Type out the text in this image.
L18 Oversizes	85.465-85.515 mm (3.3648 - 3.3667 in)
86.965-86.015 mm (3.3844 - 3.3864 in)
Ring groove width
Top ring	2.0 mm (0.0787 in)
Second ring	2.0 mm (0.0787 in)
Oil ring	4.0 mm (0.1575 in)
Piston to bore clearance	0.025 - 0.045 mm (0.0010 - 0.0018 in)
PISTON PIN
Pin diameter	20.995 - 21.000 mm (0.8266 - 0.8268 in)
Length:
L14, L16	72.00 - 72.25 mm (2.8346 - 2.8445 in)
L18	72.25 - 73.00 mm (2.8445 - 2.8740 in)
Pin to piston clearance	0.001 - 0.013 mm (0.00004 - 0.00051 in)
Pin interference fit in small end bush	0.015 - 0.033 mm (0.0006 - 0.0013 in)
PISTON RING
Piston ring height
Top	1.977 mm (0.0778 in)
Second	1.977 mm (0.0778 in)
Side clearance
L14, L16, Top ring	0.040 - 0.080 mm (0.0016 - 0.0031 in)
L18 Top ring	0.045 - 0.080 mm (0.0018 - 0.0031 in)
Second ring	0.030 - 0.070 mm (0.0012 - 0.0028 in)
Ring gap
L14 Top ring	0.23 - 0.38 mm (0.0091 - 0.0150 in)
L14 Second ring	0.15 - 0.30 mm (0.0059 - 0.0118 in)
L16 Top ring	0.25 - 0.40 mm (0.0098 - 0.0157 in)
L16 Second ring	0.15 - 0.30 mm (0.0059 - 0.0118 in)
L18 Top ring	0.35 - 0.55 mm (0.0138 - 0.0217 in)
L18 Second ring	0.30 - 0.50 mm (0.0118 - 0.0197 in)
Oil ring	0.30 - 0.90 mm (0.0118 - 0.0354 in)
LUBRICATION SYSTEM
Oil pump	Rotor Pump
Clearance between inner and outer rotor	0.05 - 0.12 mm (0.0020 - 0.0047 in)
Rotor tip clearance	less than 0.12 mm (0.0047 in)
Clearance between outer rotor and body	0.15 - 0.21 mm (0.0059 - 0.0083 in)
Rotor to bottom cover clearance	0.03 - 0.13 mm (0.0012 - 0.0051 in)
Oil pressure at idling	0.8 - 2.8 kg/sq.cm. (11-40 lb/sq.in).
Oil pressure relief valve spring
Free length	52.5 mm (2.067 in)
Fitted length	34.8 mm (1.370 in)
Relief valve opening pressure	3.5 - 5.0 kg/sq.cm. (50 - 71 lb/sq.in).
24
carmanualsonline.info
——————
[Task details] Without leaving anything out, give the entries again exactly.

[Response for this exercise]
Type out the text in this image.
L18 Oversizes	85.465-85.515 mm (3.3648 - 3.3667 in)
86.965-86.015 mm (3.3844 - 3.3864 in)
Ring groove width
Top ring	2.0 mm (0.0787 in)
Second ring	2.0 mm (0.0787 in)
Oil ring	4.0 mm (0.1575 in)
Piston to bore clearance	0.025 - 0.045 mm (0.0010 - 0.0018 in)
PISTON PIN
Pin diameter	20.995 - 21.000 mm (0.8266 - 0.8268 in)
Length:
L14, L16	72.00 - 72.25 mm (2.8346 - 2.8445 in)
L18	72.25 - 73.00 mm (2.8445 - 2.8740 in)
Pin to piston clearance	0.001 - 0.013 mm (0.00004 - 0.00051 in)
Pin interference fit in small end bush	0.015 - 0.033 mm (0.0006 - 0.0013 in)
PISTON RING
Piston ring height
Top	1.977 mm (0.0778 in)
Second	1.977 mm (0.0778 in)
Side clearance
L14, L16, Top ring	0.040 - 0.080 mm (0.0016 - 0.0031 in)
L18 Top ring	0.045 - 0.080 mm (0.0018 - 0.0031 in)
Second ring	0.030 - 0.070 mm (0.0012 - 0.0028 in)
Ring gap
L14 Top ring	0.23 - 0.38 mm (0.0091 - 0.0150 in)
L14 Second ring	0.15 - 0.30 mm (0.0059 - 0.0118 in)
L16 Top ring	0.25 - 0.40 mm (0.0098 - 0.0157 in)
L16 Second ring	0.15 - 0.30 mm (0.0059 - 0.0118 in)
L18 Top ring	0.35 - 0.55 mm (0.0138 - 0.0217 in)
L18 Second ring	0.30 - 0.50 mm (0.0118 - 0.0197 in)
Oil ring	0.30 - 0.90 mm (0.0118 - 0.0354 in)
LUBRICATION SYSTEM
Oil pump	Rotor Pump
Clearance between inner and outer rotor	0.05 - 0.12 mm (0.0020 - 0.0047 in)
Rotor tip clearance	less than 0.12 mm (0.0047 in)
Clearance between outer rotor and body	0.15 - 0.21 mm (0.0059 - 0.0083 in)
Rotor to bottom cover clearance	0.03 - 0.13 mm (0.0012 - 0.0051 in)
Oil pressure at idling	0.8 - 2.8 kg/sq.cm. (11-40 lb/sq.in).
Oil pressure relief valve spring
Free length	52.5 mm (2.067 in)
Fitted length	34.8 mm (1.370 in)
Relief valve opening pressure	3.5 - 5.0 kg/sq.cm. (50 - 71 lb/sq.in).
24
carmanualsonline.info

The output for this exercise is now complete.